Return each of the records below verbatim, keeping every line and its order unchanged.
>> Start EXERCISE MATERIAL
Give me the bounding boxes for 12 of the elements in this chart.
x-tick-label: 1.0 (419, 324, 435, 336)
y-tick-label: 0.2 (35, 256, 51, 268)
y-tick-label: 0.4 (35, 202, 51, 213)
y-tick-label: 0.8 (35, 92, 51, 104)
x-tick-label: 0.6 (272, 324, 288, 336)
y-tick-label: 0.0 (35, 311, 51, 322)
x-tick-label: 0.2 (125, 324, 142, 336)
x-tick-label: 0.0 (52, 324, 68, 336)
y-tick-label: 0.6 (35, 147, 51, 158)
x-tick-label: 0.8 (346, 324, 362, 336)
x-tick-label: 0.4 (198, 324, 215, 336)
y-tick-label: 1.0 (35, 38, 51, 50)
>> End EXERCISE MATERIAL
THE OUTPUT →
Give me the bounding boxes for 12 of the elements in this chart.
x-tick-label: 1.0 (419, 324, 435, 336)
y-tick-label: 0.2 (35, 256, 51, 268)
y-tick-label: 0.4 (35, 202, 51, 213)
y-tick-label: 0.8 (35, 92, 51, 104)
x-tick-label: 0.6 (272, 324, 288, 336)
y-tick-label: 0.0 (35, 311, 51, 322)
x-tick-label: 0.2 (125, 324, 142, 336)
x-tick-label: 0.0 (52, 324, 68, 336)
y-tick-label: 0.6 (35, 147, 51, 158)
x-tick-label: 0.8 (346, 324, 362, 336)
x-tick-label: 0.4 (198, 324, 215, 336)
y-tick-label: 1.0 (35, 38, 51, 50)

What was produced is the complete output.